>>

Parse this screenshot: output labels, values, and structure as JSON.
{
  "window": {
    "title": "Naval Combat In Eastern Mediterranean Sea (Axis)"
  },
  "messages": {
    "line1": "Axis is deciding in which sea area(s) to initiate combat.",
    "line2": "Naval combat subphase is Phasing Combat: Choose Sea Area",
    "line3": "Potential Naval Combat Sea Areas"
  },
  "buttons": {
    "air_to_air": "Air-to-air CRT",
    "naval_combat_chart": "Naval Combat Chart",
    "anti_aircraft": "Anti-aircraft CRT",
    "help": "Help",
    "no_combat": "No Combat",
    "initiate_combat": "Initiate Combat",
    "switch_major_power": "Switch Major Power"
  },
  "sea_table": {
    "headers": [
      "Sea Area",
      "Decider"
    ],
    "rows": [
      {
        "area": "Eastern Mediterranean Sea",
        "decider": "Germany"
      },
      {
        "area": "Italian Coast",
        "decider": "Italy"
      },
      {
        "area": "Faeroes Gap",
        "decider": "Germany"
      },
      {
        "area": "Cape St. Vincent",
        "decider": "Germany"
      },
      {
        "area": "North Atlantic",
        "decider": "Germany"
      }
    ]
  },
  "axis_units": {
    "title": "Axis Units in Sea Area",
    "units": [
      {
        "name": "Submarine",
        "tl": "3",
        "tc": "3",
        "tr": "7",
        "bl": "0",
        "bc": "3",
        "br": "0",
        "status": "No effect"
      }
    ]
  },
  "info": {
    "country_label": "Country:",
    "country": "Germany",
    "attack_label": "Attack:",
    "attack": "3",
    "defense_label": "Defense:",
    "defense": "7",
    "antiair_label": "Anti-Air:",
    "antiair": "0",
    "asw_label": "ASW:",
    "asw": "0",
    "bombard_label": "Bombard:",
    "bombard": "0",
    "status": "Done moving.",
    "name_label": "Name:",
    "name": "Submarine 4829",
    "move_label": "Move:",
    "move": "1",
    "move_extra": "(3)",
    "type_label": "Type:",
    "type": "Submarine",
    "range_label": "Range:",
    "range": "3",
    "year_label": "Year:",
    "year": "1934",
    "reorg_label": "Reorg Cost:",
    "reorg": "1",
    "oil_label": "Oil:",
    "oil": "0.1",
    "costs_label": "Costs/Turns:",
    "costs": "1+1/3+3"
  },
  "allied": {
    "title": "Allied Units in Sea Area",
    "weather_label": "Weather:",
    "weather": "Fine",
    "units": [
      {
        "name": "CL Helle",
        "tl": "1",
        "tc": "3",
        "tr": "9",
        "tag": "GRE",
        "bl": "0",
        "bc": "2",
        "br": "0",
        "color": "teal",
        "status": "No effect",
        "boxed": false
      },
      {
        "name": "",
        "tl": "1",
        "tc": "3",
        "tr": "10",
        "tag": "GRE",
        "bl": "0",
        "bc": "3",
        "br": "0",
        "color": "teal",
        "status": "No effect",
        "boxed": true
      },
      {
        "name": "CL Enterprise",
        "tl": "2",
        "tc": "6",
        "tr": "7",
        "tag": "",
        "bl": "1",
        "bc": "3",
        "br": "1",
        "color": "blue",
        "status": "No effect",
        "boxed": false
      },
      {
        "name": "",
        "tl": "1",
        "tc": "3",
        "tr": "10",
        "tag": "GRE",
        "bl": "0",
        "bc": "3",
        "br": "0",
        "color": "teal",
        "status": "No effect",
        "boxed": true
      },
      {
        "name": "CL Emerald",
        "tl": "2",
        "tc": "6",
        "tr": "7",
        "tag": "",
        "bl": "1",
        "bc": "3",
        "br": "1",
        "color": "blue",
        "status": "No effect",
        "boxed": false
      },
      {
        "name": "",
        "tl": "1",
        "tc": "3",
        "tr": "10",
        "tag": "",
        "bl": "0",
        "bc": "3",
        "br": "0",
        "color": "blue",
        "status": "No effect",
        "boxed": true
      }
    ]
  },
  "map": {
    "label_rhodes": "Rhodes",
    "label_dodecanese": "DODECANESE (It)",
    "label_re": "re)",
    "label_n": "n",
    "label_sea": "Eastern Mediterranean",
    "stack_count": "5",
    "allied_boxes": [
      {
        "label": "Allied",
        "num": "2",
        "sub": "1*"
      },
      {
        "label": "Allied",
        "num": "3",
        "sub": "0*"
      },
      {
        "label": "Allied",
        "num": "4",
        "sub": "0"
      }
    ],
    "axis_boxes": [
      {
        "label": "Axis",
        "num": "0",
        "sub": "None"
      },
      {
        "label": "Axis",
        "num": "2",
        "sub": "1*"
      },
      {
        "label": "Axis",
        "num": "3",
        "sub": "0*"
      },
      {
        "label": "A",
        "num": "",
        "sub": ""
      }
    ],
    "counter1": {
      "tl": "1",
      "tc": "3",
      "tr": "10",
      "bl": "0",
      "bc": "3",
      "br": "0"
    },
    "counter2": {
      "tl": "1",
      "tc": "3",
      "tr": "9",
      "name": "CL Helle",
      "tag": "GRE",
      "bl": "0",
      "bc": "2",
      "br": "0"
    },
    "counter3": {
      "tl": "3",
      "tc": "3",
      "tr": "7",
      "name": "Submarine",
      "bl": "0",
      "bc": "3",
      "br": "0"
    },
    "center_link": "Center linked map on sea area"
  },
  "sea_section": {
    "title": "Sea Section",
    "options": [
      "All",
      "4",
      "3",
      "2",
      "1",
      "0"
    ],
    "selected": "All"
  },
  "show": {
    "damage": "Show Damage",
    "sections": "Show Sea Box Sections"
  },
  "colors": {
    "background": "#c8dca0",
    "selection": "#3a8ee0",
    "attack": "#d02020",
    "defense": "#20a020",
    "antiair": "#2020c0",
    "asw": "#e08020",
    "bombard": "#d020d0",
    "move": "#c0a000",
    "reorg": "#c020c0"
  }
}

<<

**Your task**
All of the data shown above must be copied exactly.

**Problem solution**
Parse this screenshot: output labels, values, and structure as JSON.
{
  "window": {
    "title": "Naval Combat In Eastern Mediterranean Sea (Axis)"
  },
  "messages": {
    "line1": "Axis is deciding in which sea area(s) to initiate combat.",
    "line2": "Naval combat subphase is Phasing Combat: Choose Sea Area",
    "line3": "Potential Naval Combat Sea Areas"
  },
  "buttons": {
    "air_to_air": "Air-to-air CRT",
    "naval_combat_chart": "Naval Combat Chart",
    "anti_aircraft": "Anti-aircraft CRT",
    "help": "Help",
    "no_combat": "No Combat",
    "initiate_combat": "Initiate Combat",
    "switch_major_power": "Switch Major Power"
  },
  "sea_table": {
    "headers": [
      "Sea Area",
      "Decider"
    ],
    "rows": [
      {
        "area": "Eastern Mediterranean Sea",
        "decider": "Germany"
      },
      {
        "area": "Italian Coast",
        "decider": "Italy"
      },
      {
        "area": "Faeroes Gap",
        "decider": "Germany"
      },
      {
        "area": "Cape St. Vincent",
        "decider": "Germany"
      },
      {
        "area": "North Atlantic",
        "decider": "Germany"
      }
    ]
  },
  "axis_units": {
    "title": "Axis Units in Sea Area",
    "units": [
      {
        "name": "Submarine",
        "tl": "3",
        "tc": "3",
        "tr": "7",
        "bl": "0",
        "bc": "3",
        "br": "0",
        "status": "No effect"
      }
    ]
  },
  "info": {
    "country_label": "Country:",
    "country": "Germany",
    "attack_label": "Attack:",
    "attack": "3",
    "defense_label": "Defense:",
    "defense": "7",
    "antiair_label": "Anti-Air:",
    "antiair": "0",
    "asw_label": "ASW:",
    "asw": "0",
    "bombard_label": "Bombard:",
    "bombard": "0",
    "status": "Done moving.",
    "name_label": "Name:",
    "name": "Submarine 4829",
    "move_label": "Move:",
    "move": "1",
    "move_extra": "(3)",
    "type_label": "Type:",
    "type": "Submarine",
    "range_label": "Range:",
    "range": "3",
    "year_label": "Year:",
    "year": "1934",
    "reorg_label": "Reorg Cost:",
    "reorg": "1",
    "oil_label": "Oil:",
    "oil": "0.1",
    "costs_label": "Costs/Turns:",
    "costs": "1+1/3+3"
  },
  "allied": {
    "title": "Allied Units in Sea Area",
    "weather_label": "Weather:",
    "weather": "Fine",
    "units": [
      {
        "name": "CL Helle",
        "tl": "1",
        "tc": "3",
        "tr": "9",
        "tag": "GRE",
        "bl": "0",
        "bc": "2",
        "br": "0",
        "color": "teal",
        "status": "No effect",
        "boxed": false
      },
      {
        "name": "",
        "tl": "1",
        "tc": "3",
        "tr": "10",
        "tag": "GRE",
        "bl": "0",
        "bc": "3",
        "br": "0",
        "color": "teal",
        "status": "No effect",
        "boxed": true
      },
      {
        "name": "CL Enterprise",
        "tl": "2",
        "tc": "6",
        "tr": "7",
        "tag": "",
        "bl": "1",
        "bc": "3",
        "br": "1",
        "color": "blue",
        "status": "No effect",
        "boxed": false
      },
      {
        "name": "",
        "tl": "1",
        "tc": "3",
        "tr": "10",
        "tag": "GRE",
        "bl": "0",
        "bc": "3",
        "br": "0",
        "color": "teal",
        "status": "No effect",
        "boxed": true
      },
      {
        "name": "CL Emerald",
        "tl": "2",
        "tc": "6",
        "tr": "7",
        "tag": "",
        "bl": "1",
        "bc": "3",
        "br": "1",
        "color": "blue",
        "status": "No effect",
        "boxed": false
      },
      {
        "name": "",
        "tl": "1",
        "tc": "3",
        "tr": "10",
        "tag": "",
        "bl": "0",
        "bc": "3",
        "br": "0",
        "color": "blue",
        "status": "No effect",
        "boxed": true
      }
    ]
  },
  "map": {
    "label_rhodes": "Rhodes",
    "label_dodecanese": "DODECANESE (It)",
    "label_re": "re)",
    "label_n": "n",
    "label_sea": "Eastern Mediterranean",
    "stack_count": "5",
    "allied_boxes": [
      {
        "label": "Allied",
        "num": "2",
        "sub": "1*"
      },
      {
        "label": "Allied",
        "num": "3",
        "sub": "0*"
      },
      {
        "label": "Allied",
        "num": "4",
        "sub": "0"
      }
    ],
    "axis_boxes": [
      {
        "label": "Axis",
        "num": "0",
        "sub": "None"
      },
      {
        "label": "Axis",
        "num": "2",
        "sub": "1*"
      },
      {
        "label": "Axis",
        "num": "3",
        "sub": "0*"
      },
      {
        "label": "A",
        "num": "",
        "sub": ""
      }
    ],
    "counter1": {
      "tl": "1",
      "tc": "3",
      "tr": "10",
      "bl": "0",
      "bc": "3",
      "br": "0"
    },
    "counter2": {
      "tl": "1",
      "tc": "3",
      "tr": "9",
      "name": "CL Helle",
      "tag": "GRE",
      "bl": "0",
      "bc": "2",
      "br": "0"
    },
    "counter3": {
      "tl": "3",
      "tc": "3",
      "tr": "7",
      "name": "Submarine",
      "bl": "0",
      "bc": "3",
      "br": "0"
    },
    "center_link": "Center linked map on sea area"
  },
  "sea_section": {
    "title": "Sea Section",
    "options": [
      "All",
      "4",
      "3",
      "2",
      "1",
      "0"
    ],
    "selected": "All"
  },
  "show": {
    "damage": "Show Damage",
    "sections": "Show Sea Box Sections"
  },
  "colors": {
    "background": "#c8dca0",
    "selection": "#3a8ee0",
    "attack": "#d02020",
    "defense": "#20a020",
    "antiair": "#2020c0",
    "asw": "#e08020",
    "bombard": "#d020d0",
    "move": "#c0a000",
    "reorg": "#c020c0"
  }
}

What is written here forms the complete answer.